Structured figure records.
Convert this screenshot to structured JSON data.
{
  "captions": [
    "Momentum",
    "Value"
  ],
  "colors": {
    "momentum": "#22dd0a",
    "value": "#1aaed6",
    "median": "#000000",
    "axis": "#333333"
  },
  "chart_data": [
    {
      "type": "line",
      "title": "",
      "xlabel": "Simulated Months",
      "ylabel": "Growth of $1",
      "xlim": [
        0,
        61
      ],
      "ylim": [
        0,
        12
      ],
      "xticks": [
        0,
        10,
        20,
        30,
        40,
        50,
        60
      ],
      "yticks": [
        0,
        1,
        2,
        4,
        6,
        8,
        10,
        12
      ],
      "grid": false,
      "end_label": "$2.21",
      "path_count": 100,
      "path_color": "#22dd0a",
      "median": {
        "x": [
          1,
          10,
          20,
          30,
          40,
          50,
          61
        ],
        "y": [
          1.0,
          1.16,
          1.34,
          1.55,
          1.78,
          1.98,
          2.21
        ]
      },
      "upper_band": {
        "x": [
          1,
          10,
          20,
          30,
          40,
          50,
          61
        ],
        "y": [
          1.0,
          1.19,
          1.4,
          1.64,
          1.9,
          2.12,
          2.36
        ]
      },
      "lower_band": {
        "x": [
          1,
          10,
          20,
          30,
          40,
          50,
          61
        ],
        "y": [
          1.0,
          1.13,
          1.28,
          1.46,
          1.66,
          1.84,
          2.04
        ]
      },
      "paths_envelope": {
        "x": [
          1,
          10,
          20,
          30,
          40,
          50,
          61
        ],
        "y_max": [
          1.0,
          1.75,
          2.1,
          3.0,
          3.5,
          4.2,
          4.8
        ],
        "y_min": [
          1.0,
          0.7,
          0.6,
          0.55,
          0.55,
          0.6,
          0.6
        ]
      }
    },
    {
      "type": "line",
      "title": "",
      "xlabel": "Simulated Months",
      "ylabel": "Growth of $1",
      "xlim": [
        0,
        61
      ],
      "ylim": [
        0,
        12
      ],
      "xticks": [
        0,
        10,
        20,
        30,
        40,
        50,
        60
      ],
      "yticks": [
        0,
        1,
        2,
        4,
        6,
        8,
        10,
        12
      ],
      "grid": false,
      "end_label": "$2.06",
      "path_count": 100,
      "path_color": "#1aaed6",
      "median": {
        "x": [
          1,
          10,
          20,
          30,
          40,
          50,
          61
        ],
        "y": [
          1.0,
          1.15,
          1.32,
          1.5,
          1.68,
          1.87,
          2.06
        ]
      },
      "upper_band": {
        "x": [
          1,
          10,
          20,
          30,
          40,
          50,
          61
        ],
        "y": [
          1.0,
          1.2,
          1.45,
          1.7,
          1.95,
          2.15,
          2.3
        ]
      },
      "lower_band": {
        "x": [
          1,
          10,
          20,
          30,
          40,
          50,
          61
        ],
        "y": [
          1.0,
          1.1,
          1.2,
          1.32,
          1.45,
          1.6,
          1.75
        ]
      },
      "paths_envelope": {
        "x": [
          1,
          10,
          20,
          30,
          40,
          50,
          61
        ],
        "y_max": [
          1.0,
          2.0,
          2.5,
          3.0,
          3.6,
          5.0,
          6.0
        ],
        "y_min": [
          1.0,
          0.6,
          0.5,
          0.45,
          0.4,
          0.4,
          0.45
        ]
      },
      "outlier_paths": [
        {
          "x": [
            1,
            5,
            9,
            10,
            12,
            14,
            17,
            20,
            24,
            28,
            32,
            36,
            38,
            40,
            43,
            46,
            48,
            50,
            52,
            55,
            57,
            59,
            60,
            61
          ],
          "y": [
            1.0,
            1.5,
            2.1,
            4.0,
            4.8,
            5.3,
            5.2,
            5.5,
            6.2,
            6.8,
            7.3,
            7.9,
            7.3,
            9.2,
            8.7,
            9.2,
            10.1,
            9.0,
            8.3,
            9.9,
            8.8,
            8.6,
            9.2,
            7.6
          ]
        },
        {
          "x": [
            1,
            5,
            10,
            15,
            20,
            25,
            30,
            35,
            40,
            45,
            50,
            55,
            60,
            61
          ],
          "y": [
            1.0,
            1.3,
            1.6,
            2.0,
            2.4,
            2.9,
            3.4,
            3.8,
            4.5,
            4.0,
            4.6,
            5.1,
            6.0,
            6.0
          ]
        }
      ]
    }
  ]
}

Prompt. Output the records above in their entirety, exactly.

Result.
Convert this screenshot to structured JSON data.
{
  "captions": [
    "Momentum",
    "Value"
  ],
  "colors": {
    "momentum": "#22dd0a",
    "value": "#1aaed6",
    "median": "#000000",
    "axis": "#333333"
  },
  "chart_data": [
    {
      "type": "line",
      "title": "",
      "xlabel": "Simulated Months",
      "ylabel": "Growth of $1",
      "xlim": [
        0,
        61
      ],
      "ylim": [
        0,
        12
      ],
      "xticks": [
        0,
        10,
        20,
        30,
        40,
        50,
        60
      ],
      "yticks": [
        0,
        1,
        2,
        4,
        6,
        8,
        10,
        12
      ],
      "grid": false,
      "end_label": "$2.21",
      "path_count": 100,
      "path_color": "#22dd0a",
      "median": {
        "x": [
          1,
          10,
          20,
          30,
          40,
          50,
          61
        ],
        "y": [
          1.0,
          1.16,
          1.34,
          1.55,
          1.78,
          1.98,
          2.21
        ]
      },
      "upper_band": {
        "x": [
          1,
          10,
          20,
          30,
          40,
          50,
          61
        ],
        "y": [
          1.0,
          1.19,
          1.4,
          1.64,
          1.9,
          2.12,
          2.36
        ]
      },
      "lower_band": {
        "x": [
          1,
          10,
          20,
          30,
          40,
          50,
          61
        ],
        "y": [
          1.0,
          1.13,
          1.28,
          1.46,
          1.66,
          1.84,
          2.04
        ]
      },
      "paths_envelope": {
        "x": [
          1,
          10,
          20,
          30,
          40,
          50,
          61
        ],
        "y_max": [
          1.0,
          1.75,
          2.1,
          3.0,
          3.5,
          4.2,
          4.8
        ],
        "y_min": [
          1.0,
          0.7,
          0.6,
          0.55,
          0.55,
          0.6,
          0.6
        ]
      }
    },
    {
      "type": "line",
      "title": "",
      "xlabel": "Simulated Months",
      "ylabel": "Growth of $1",
      "xlim": [
        0,
        61
      ],
      "ylim": [
        0,
        12
      ],
      "xticks": [
        0,
        10,
        20,
        30,
        40,
        50,
        60
      ],
      "yticks": [
        0,
        1,
        2,
        4,
        6,
        8,
        10,
        12
      ],
      "grid": false,
      "end_label": "$2.06",
      "path_count": 100,
      "path_color": "#1aaed6",
      "median": {
        "x": [
          1,
          10,
          20,
          30,
          40,
          50,
          61
        ],
        "y": [
          1.0,
          1.15,
          1.32,
          1.5,
          1.68,
          1.87,
          2.06
        ]
      },
      "upper_band": {
        "x": [
          1,
          10,
          20,
          30,
          40,
          50,
          61
        ],
        "y": [
          1.0,
          1.2,
          1.45,
          1.7,
          1.95,
          2.15,
          2.3
        ]
      },
      "lower_band": {
        "x": [
          1,
          10,
          20,
          30,
          40,
          50,
          61
        ],
        "y": [
          1.0,
          1.1,
          1.2,
          1.32,
          1.45,
          1.6,
          1.75
        ]
      },
      "paths_envelope": {
        "x": [
          1,
          10,
          20,
          30,
          40,
          50,
          61
        ],
        "y_max": [
          1.0,
          2.0,
          2.5,
          3.0,
          3.6,
          5.0,
          6.0
        ],
        "y_min": [
          1.0,
          0.6,
          0.5,
          0.45,
          0.4,
          0.4,
          0.45
        ]
      },
      "outlier_paths": [
        {
          "x": [
            1,
            5,
            9,
            10,
            12,
            14,
            17,
            20,
            24,
            28,
            32,
            36,
            38,
            40,
            43,
            46,
            48,
            50,
            52,
            55,
            57,
            59,
            60,
            61
          ],
          "y": [
            1.0,
            1.5,
            2.1,
            4.0,
            4.8,
            5.3,
            5.2,
            5.5,
            6.2,
            6.8,
            7.3,
            7.9,
            7.3,
            9.2,
            8.7,
            9.2,
            10.1,
            9.0,
            8.3,
            9.9,
            8.8,
            8.6,
            9.2,
            7.6
          ]
        },
        {
          "x": [
            1,
            5,
            10,
            15,
            20,
            25,
            30,
            35,
            40,
            45,
            50,
            55,
            60,
            61
          ],
          "y": [
            1.0,
            1.3,
            1.6,
            2.0,
            2.4,
            2.9,
            3.4,
            3.8,
            4.5,
            4.0,
            4.6,
            5.1,
            6.0,
            6.0
          ]
        }
      ]
    }
  ]
}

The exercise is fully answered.